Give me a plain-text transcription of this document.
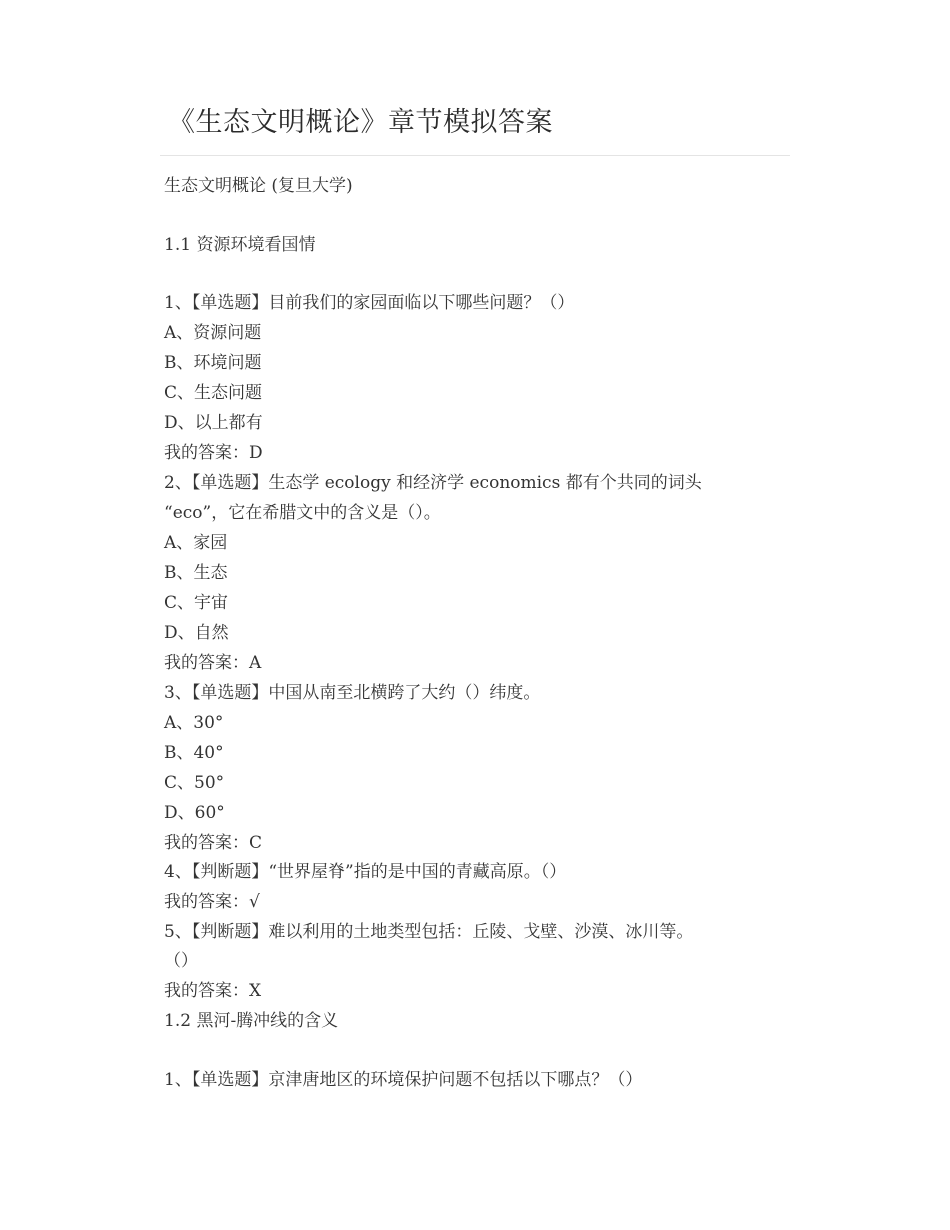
《生态文明概论》章节模拟答案
生态文明概论 (复旦大学)
1.1 资源环境看国情
1、【单选题】目前我们的家园面临以下哪些问题？（）
A、资源问题
B、环境问题
C、生态问题
D、以上都有
我的答案：D
2、【单选题】生态学 ecology 和经济学 economics 都有个共同的词头
“eco”，它在希腊文中的含义是（）。
A、家园
B、生态
C、宇宙
D、自然
我的答案：A
3、【单选题】中国从南至北横跨了大约（）纬度。
A、30°
B、40°
C、50°
D、60°
我的答案：C
4、【判断题】“世界屋脊”指的是中国的青藏高原。（）
我的答案：√
5、【判断题】难以利用的土地类型包括：丘陵、戈壁、沙漠、冰川等。
（）
我的答案：X
1.2 黑河-腾冲线的含义
1、【单选题】京津唐地区的环境保护问题不包括以下哪点？（）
::::
→ TASK: Give every record again exactly, apart from the pictures, which stay out.

→ THE COMPLETED TASK:
Give me a plain-text transcription of this document.
《生态文明概论》章节模拟答案
生态文明概论 (复旦大学)
1.1 资源环境看国情
1、【单选题】目前我们的家园面临以下哪些问题？（）
A、资源问题
B、环境问题
C、生态问题
D、以上都有
我的答案：D
2、【单选题】生态学 ecology 和经济学 economics 都有个共同的词头
“eco”，它在希腊文中的含义是（）。
A、家园
B、生态
C、宇宙
D、自然
我的答案：A
3、【单选题】中国从南至北横跨了大约（）纬度。
A、30°
B、40°
C、50°
D、60°
我的答案：C
4、【判断题】“世界屋脊”指的是中国的青藏高原。（）
我的答案：√
5、【判断题】难以利用的土地类型包括：丘陵、戈壁、沙漠、冰川等。
（）
我的答案：X
1.2 黑河-腾冲线的含义
1、【单选题】京津唐地区的环境保护问题不包括以下哪点？（）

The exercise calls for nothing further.